>> Start Given records

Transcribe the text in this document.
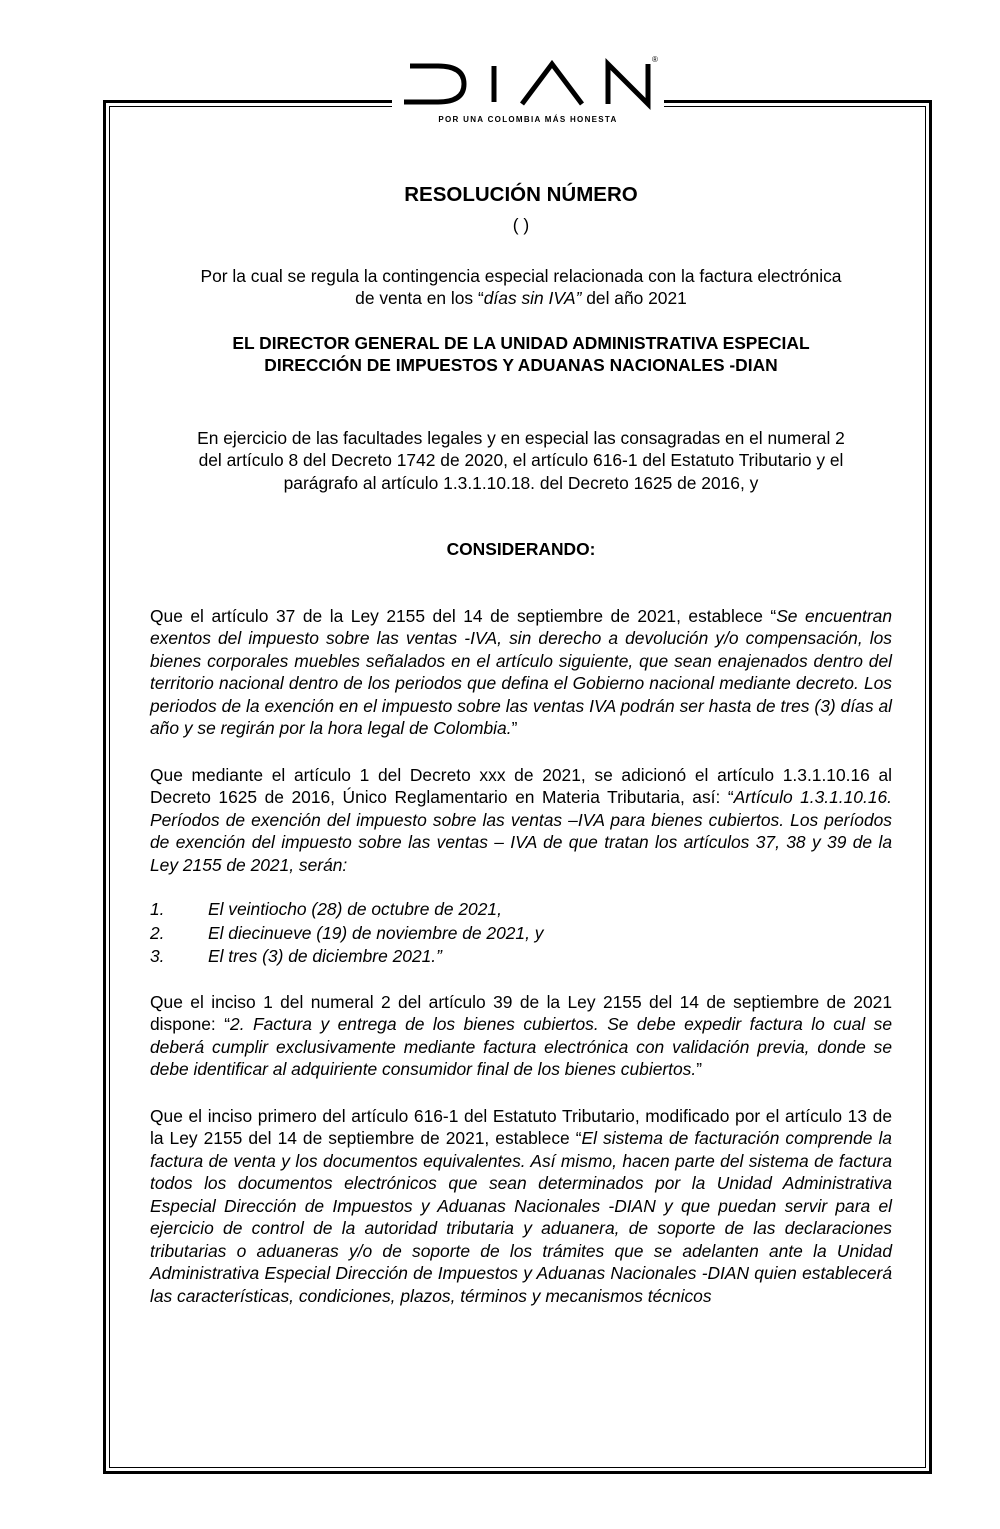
®
POR UNA COLOMBIA MÁS HONESTA
RESOLUCIÓN NÚMERO
( )
Por la cual se regula la contingencia especial relacionada con la factura electrónica
de venta en los “días sin IVA” del año 2021
EL DIRECTOR GENERAL DE LA UNIDAD ADMINISTRATIVA ESPECIAL
DIRECCIÓN DE IMPUESTOS Y ADUANAS NACIONALES -DIAN
En ejercicio de las facultades legales y en especial las consagradas en el numeral 2
del artículo 8 del Decreto 1742 de 2020, el artículo 616-1 del Estatuto Tributario y el
parágrafo al artículo 1.3.1.10.18. del Decreto 1625 de 2016, y
CONSIDERANDO:

Que el artículo 37 de la Ley 2155 del 14 de septiembre de 2021, establece “Se encuentran exentos del impuesto sobre las ventas -IVA, sin derecho a devolución y/o compensación, los bienes corporales muebles señalados en el artículo siguiente, que sean enajenados dentro del territorio nacional dentro de los periodos que defina el Gobierno nacional mediante decreto. Los periodos de la exención en el impuesto sobre las ventas IVA podrán ser hasta de tres (3) días al año y se regirán por la hora legal de Colombia.”

Que mediante el artículo 1 del Decreto xxx de 2021, se adicionó el artículo 1.3.1.10.16 al Decreto 1625 de 2016, Único Reglamentario en Materia Tributaria, así: “Artículo 1.3.1.10.16. Períodos de exención del impuesto sobre las ventas –IVA para bienes cubiertos. Los períodos de exención del impuesto sobre las ventas – IVA de que tratan los artículos 37, 38 y 39 de la Ley 2155 de 2021, serán:

1.	El veintiocho (28) de octubre de 2021,
2.	El diecinueve (19) de noviembre de 2021, y
3.	El tres (3) de diciembre 2021.”

Que el inciso 1 del numeral 2 del artículo 39 de la Ley 2155 del 14 de septiembre de 2021 dispone: “2. Factura y entrega de los bienes cubiertos. Se debe expedir factura lo cual se deberá cumplir exclusivamente mediante factura electrónica con validación previa, donde se debe identificar al adquiriente consumidor final de los bienes cubiertos.”

Que el inciso primero del artículo 616-1 del Estatuto Tributario, modificado por el artículo 13 de la Ley 2155 del 14 de septiembre de 2021, establece “El sistema de facturación comprende la factura de venta y los documentos equivalentes. Así mismo, hacen parte del sistema de factura todos los documentos electrónicos que sean determinados por la Unidad Administrativa Especial Dirección de Impuestos y Aduanas Nacionales -DIAN y que puedan servir para el ejercicio de control de la autoridad tributaria y aduanera, de soporte de las declaraciones tributarias o aduaneras y/o de soporte de los trámites que se adelanten ante la Unidad Administrativa Especial Dirección de Impuestos y Aduanas Nacionales -DIAN quien establecerá las características, condiciones, plazos, términos y mecanismos técnicos
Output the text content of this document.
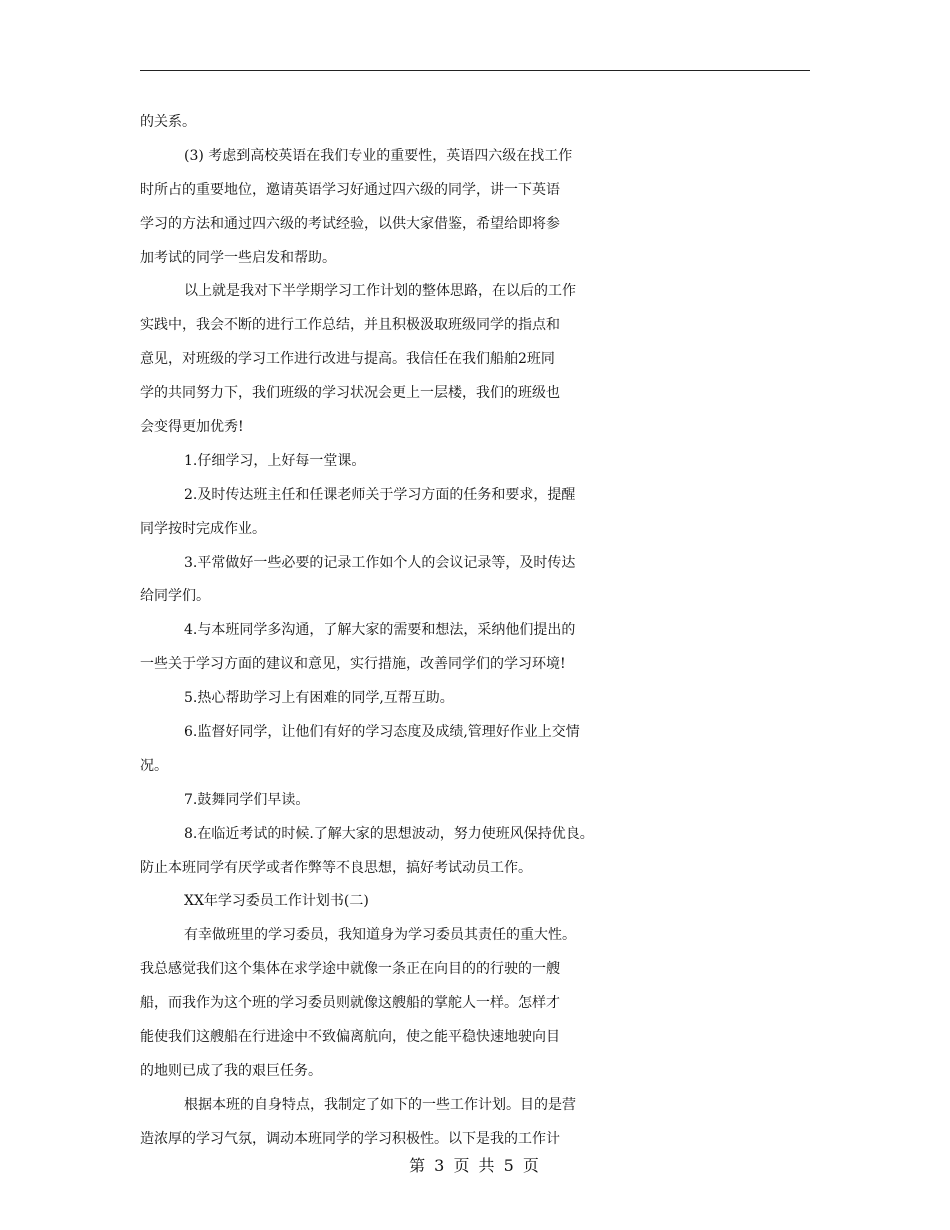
的关系。
(3) 考虑到高校英语在我们专业的重要性，英语四六级在找工作
时所占的重要地位，邀请英语学习好通过四六级的同学，讲一下英语
学习的方法和通过四六级的考试经验，以供大家借鉴，希望给即将参
加考试的同学一些启发和帮助。
以上就是我对下半学期学习工作计划的整体思路，在以后的工作
实践中，我会不断的进行工作总结，并且积极汲取班级同学的指点和
意见，对班级的学习工作进行改进与提高。我信任在我们船舶2班同
学的共同努力下，我们班级的学习状况会更上一层楼，我们的班级也
会变得更加优秀!
1.仔细学习，上好每一堂课。
2.及时传达班主任和任课老师关于学习方面的任务和要求，提醒
同学按时完成作业。
3.平常做好一些必要的记录工作如个人的会议记录等，及时传达
给同学们。
4.与本班同学多沟通，了解大家的需要和想法，采纳他们提出的
一些关于学习方面的建议和意见，实行措施，改善同学们的学习环境!
5.热心帮助学习上有困难的同学,互帮互助。
6.监督好同学，让他们有好的学习态度及成绩,管理好作业上交情
况。
7.鼓舞同学们早读。
8.在临近考试的时候.了解大家的思想波动，努力使班风保持优良。
防止本班同学有厌学或者作弊等不良思想，搞好考试动员工作。
XX年学习委员工作计划书(二)
有幸做班里的学习委员，我知道身为学习委员其责任的重大性。
我总感觉我们这个集体在求学途中就像一条正在向目的的行驶的一艘
船，而我作为这个班的学习委员则就像这艘船的掌舵人一样。怎样才
能使我们这艘船在行进途中不致偏离航向，使之能平稳快速地驶向目
的地则已成了我的艰巨任务。
根据本班的自身特点，我制定了如下的一些工作计划。目的是营
造浓厚的学习气氛，调动本班同学的学习积极性。以下是我的工作计
第 3 页 共 5 页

>> End Given records

Directions » List each line of the entries that holds the string "mediante".

Result for this exercise »
Que el artículo 37 de la Ley 2155 del 14 de septiembre de 2021, establece “Se encuentran exentos del impuesto sobre las ventas -IVA, sin derecho a devolución y/o compensación, los bienes corporales muebles señalados en el artículo siguiente, que sean enajenados dentro del territorio nacional dentro de los periodos que defina el Gobierno nacional mediante decreto. Los periodos de la exención en el impuesto sobre las ventas IVA podrán ser hasta de tres (3) días al año y se regirán por la hora legal de Colombia.”
Que mediante el artículo 1 del Decreto xxx de 2021, se adicionó el artículo 1.3.1.10.16 al Decreto 1625 de 2016, Único Reglamentario en Materia Tributaria, así: “Artículo 1.3.1.10.16. Períodos de exención del impuesto sobre las ventas –IVA para bienes cubiertos. Los períodos de exención del impuesto sobre las ventas – IVA de que tratan los artículos 37, 38 y 39 de la Ley 2155 de 2021, serán:
Que el inciso 1 del numeral 2 del artículo 39 de la Ley 2155 del 14 de septiembre de 2021 dispone: “2. Factura y entrega de los bienes cubiertos. Se debe expedir factura lo cual se deberá cumplir exclusivamente mediante factura electrónica con validación previa, donde se debe identificar al adquiriente consumidor final de los bienes cubiertos.”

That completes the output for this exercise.